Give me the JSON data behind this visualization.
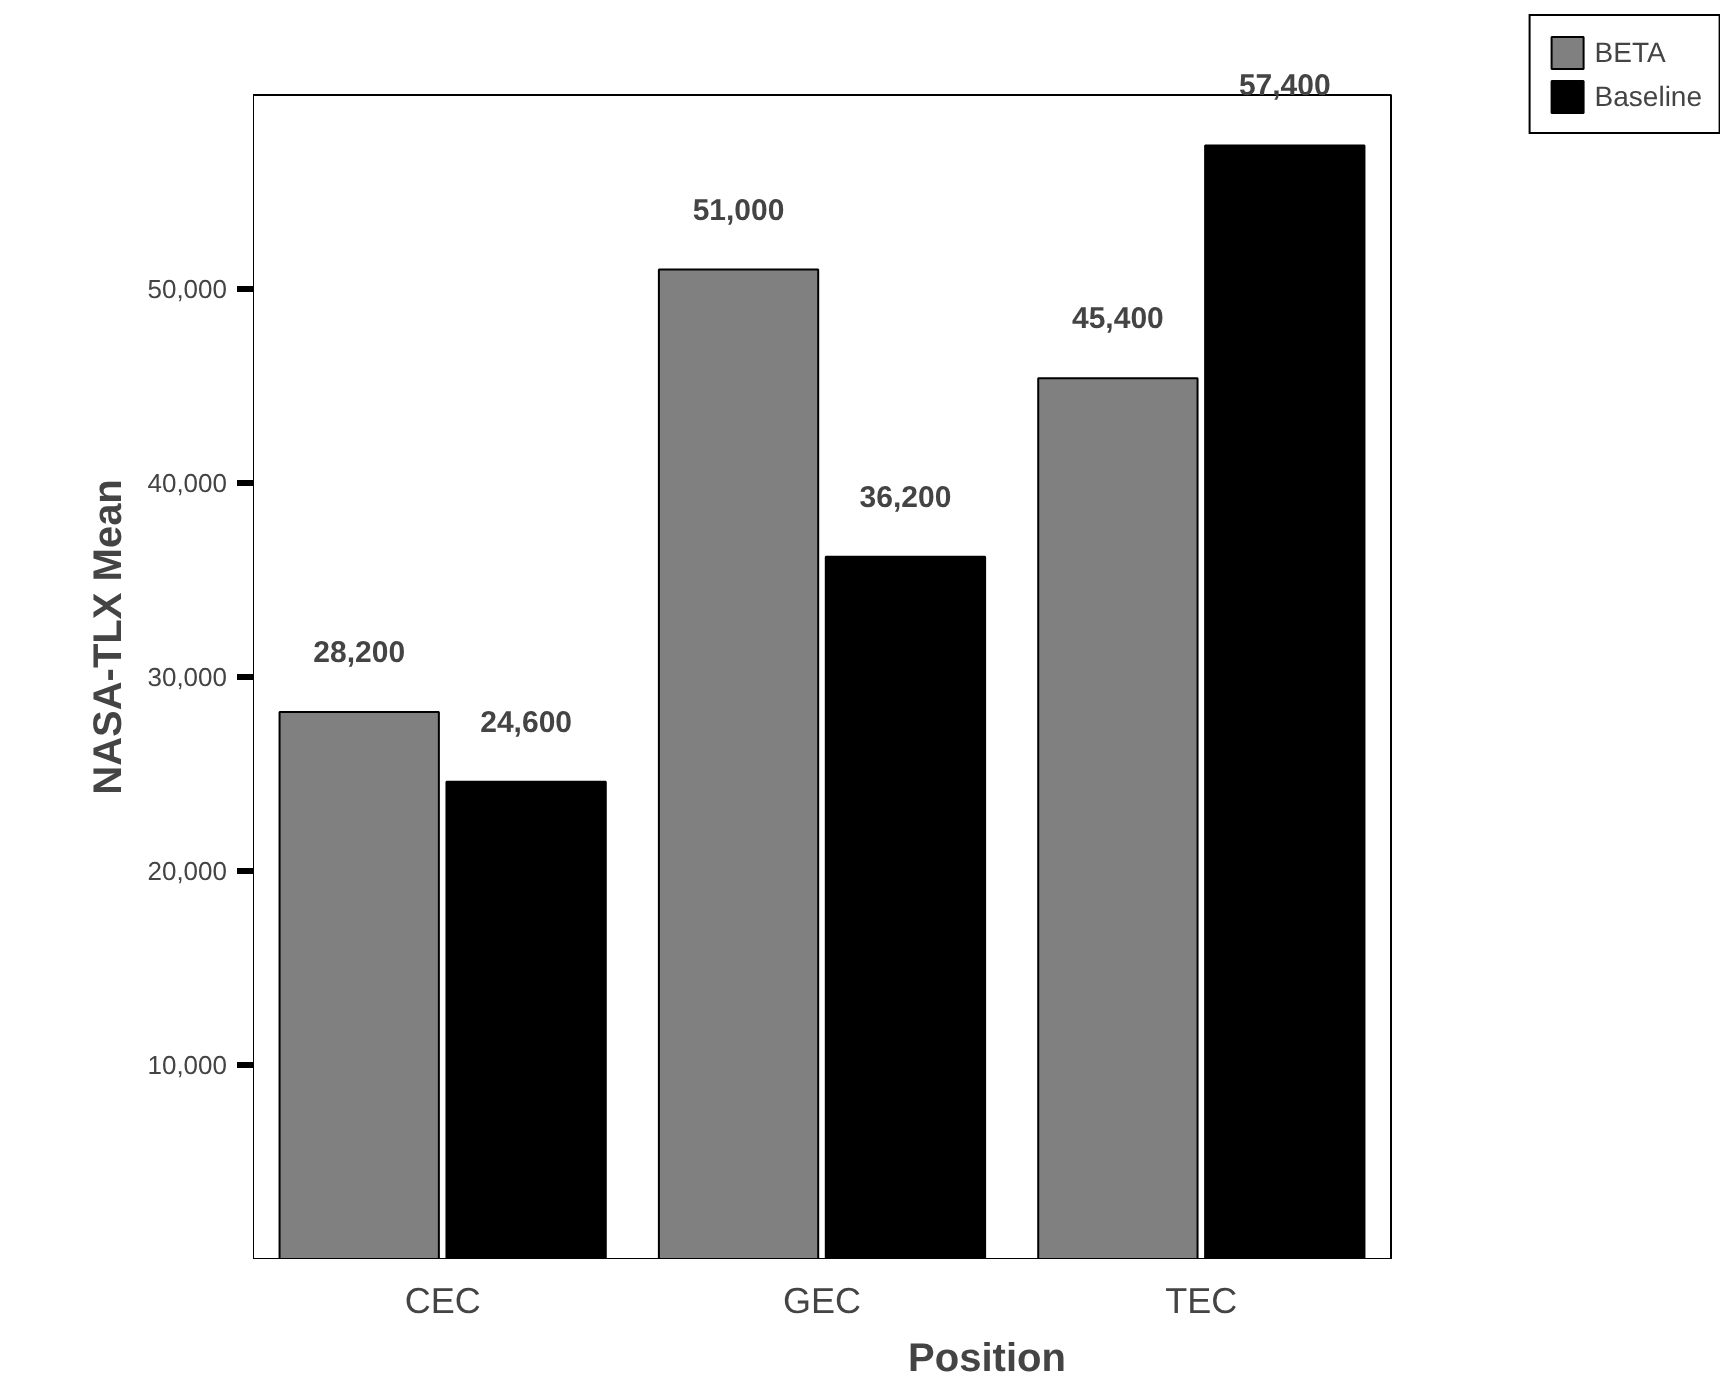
{
  "chart_data": {
    "type": "bar",
    "xlabel": "Position",
    "ylabel": "NASA-TLX Mean",
    "categories": [
      "CEC",
      "GEC",
      "TEC"
    ],
    "series": [
      {
        "name": "BETA",
        "color": "#808080",
        "values": [
          28200,
          51000,
          45400
        ]
      },
      {
        "name": "Baseline",
        "color": "#000000",
        "values": [
          24600,
          36200,
          57400
        ]
      }
    ],
    "ylim": [
      0,
      60000
    ],
    "yticks": [
      {
        "value": 10000,
        "label": "10,000"
      },
      {
        "value": 20000,
        "label": "20,000"
      },
      {
        "value": 30000,
        "label": "30,000"
      },
      {
        "value": 40000,
        "label": "40,000"
      },
      {
        "value": 50000,
        "label": "50,000"
      }
    ],
    "value_labels": [
      [
        "28,200",
        "51,000",
        "45,400"
      ],
      [
        "24,600",
        "36,200",
        "57,400"
      ]
    ],
    "grid": false,
    "legend": "top right"
  }
}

######

» **DIRECTIONS FOR THIS TASK**: Omit pictures; set down the rest of the material word for word.

» **OUTPUT BELOW**:
Give me the JSON data behind this visualization.
{
  "chart_data": {
    "type": "bar",
    "xlabel": "Position",
    "ylabel": "NASA-TLX Mean",
    "categories": [
      "CEC",
      "GEC",
      "TEC"
    ],
    "series": [
      {
        "name": "BETA",
        "color": "#808080",
        "values": [
          28200,
          51000,
          45400
        ]
      },
      {
        "name": "Baseline",
        "color": "#000000",
        "values": [
          24600,
          36200,
          57400
        ]
      }
    ],
    "ylim": [
      0,
      60000
    ],
    "yticks": [
      {
        "value": 10000,
        "label": "10,000"
      },
      {
        "value": 20000,
        "label": "20,000"
      },
      {
        "value": 30000,
        "label": "30,000"
      },
      {
        "value": 40000,
        "label": "40,000"
      },
      {
        "value": 50000,
        "label": "50,000"
      }
    ],
    "value_labels": [
      [
        "28,200",
        "51,000",
        "45,400"
      ],
      [
        "24,600",
        "36,200",
        "57,400"
      ]
    ],
    "grid": false,
    "legend": "top right"
  }
}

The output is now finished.